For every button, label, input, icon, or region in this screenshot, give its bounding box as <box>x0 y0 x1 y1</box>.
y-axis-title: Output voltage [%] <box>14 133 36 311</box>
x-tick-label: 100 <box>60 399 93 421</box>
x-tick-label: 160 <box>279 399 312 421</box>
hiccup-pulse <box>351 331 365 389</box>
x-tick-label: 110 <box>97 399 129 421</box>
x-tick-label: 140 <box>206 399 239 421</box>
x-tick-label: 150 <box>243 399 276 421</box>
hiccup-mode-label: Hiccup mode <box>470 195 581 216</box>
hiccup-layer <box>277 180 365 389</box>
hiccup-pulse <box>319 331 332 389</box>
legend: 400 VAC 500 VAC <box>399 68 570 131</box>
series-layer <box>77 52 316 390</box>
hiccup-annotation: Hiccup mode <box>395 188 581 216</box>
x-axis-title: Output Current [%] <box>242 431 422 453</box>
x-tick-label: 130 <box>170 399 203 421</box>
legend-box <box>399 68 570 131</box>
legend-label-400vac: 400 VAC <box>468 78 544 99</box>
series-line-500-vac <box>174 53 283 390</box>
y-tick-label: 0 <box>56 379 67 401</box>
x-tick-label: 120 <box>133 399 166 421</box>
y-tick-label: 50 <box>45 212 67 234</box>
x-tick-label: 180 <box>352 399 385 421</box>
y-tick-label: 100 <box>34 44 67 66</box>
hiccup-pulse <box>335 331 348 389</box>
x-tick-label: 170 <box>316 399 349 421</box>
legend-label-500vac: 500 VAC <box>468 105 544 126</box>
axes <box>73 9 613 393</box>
....
**GOAL OF THE EXERCISE:** Extract the lines of the material, starting at its first line and ending at the line that contains "series-layer <box>77 52 316 390</box>", and reproduce them verbatim with both ends included.

**EXERCISE RESPONSE:**
For every button, label, input, icon, or region in this screenshot, give its bounding box as <box>x0 y0 x1 y1</box>.
y-axis-title: Output voltage [%] <box>14 133 36 311</box>
x-tick-label: 100 <box>60 399 93 421</box>
x-tick-label: 160 <box>279 399 312 421</box>
hiccup-pulse <box>351 331 365 389</box>
x-tick-label: 110 <box>97 399 129 421</box>
x-tick-label: 140 <box>206 399 239 421</box>
x-tick-label: 150 <box>243 399 276 421</box>
hiccup-mode-label: Hiccup mode <box>470 195 581 216</box>
hiccup-layer <box>277 180 365 389</box>
hiccup-pulse <box>319 331 332 389</box>
legend: 400 VAC 500 VAC <box>399 68 570 131</box>
series-layer <box>77 52 316 390</box>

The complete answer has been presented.